**** Provided material ****

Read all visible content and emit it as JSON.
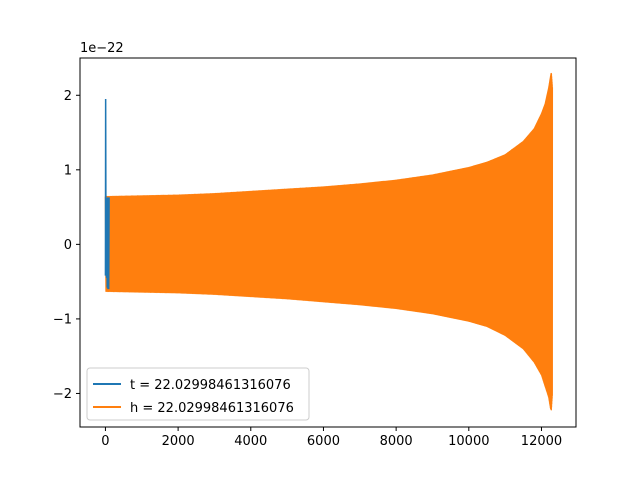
{
  "chart_data": {
    "type": "line",
    "title": "",
    "xlabel": "",
    "ylabel": "",
    "y_offset_label": "1e−22",
    "xlim": [
      -700,
      12950
    ],
    "ylim": [
      -2.45,
      2.5
    ],
    "x_ticks": [
      0,
      2000,
      4000,
      6000,
      8000,
      10000,
      12000
    ],
    "x_tick_labels": [
      "0",
      "2000",
      "4000",
      "6000",
      "8000",
      "10000",
      "12000"
    ],
    "y_ticks": [
      -2,
      -1,
      0,
      1,
      2
    ],
    "y_tick_labels": [
      "−2",
      "−1",
      "0",
      "1",
      "2"
    ],
    "grid": false,
    "legend_position": "lower-left",
    "series": [
      {
        "name": "t = 22.02998461316076",
        "color": "#1f77b4",
        "x": [
          0,
          6,
          12,
          18,
          24,
          30,
          40,
          50,
          60,
          70,
          80,
          90,
          100
        ],
        "y": [
          -0.42,
          1.95,
          0.6,
          -0.3,
          0.55,
          -0.45,
          0.62,
          -0.58,
          0.63,
          -0.6,
          0.62,
          -0.6,
          0.63
        ]
      },
      {
        "name": "h = 22.02998461316076",
        "color": "#ff7f0e",
        "x_start": 0,
        "x_end": 12300,
        "peak_x": 12270,
        "envelope": {
          "x": [
            0,
            1000,
            2000,
            3000,
            4000,
            5000,
            6000,
            7000,
            8000,
            9000,
            10000,
            10500,
            11000,
            11500,
            11800,
            12000,
            12100,
            12200,
            12250,
            12270,
            12300
          ],
          "upper": [
            0.64,
            0.65,
            0.66,
            0.68,
            0.71,
            0.74,
            0.77,
            0.81,
            0.86,
            0.93,
            1.03,
            1.1,
            1.2,
            1.38,
            1.55,
            1.75,
            1.88,
            2.1,
            2.25,
            2.3,
            2.1
          ],
          "lower": [
            -0.63,
            -0.64,
            -0.65,
            -0.67,
            -0.7,
            -0.73,
            -0.77,
            -0.81,
            -0.86,
            -0.93,
            -1.03,
            -1.1,
            -1.22,
            -1.4,
            -1.58,
            -1.75,
            -1.9,
            -2.05,
            -2.2,
            -2.22,
            -2.0
          ]
        }
      }
    ]
  }
}
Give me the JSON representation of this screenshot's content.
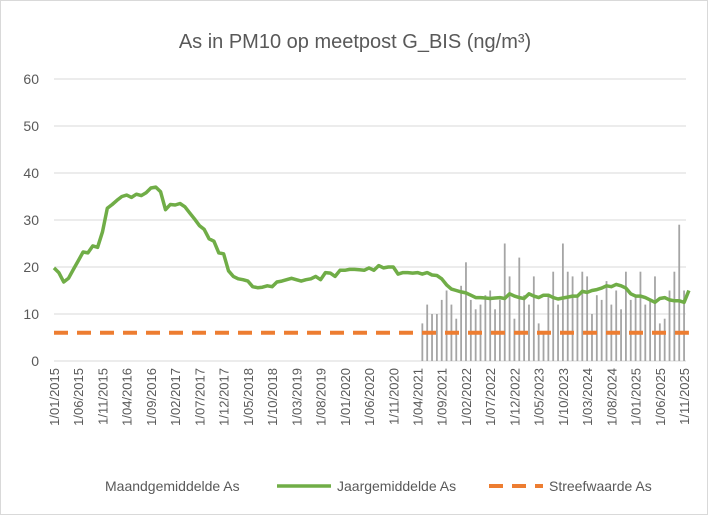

****

* **Directive**: Return every line holding the word "JSON" from the records.

* **Exercise response**:
Read all visible content and emit it as JSON.
Give me the JSON representation of this screenshot's content.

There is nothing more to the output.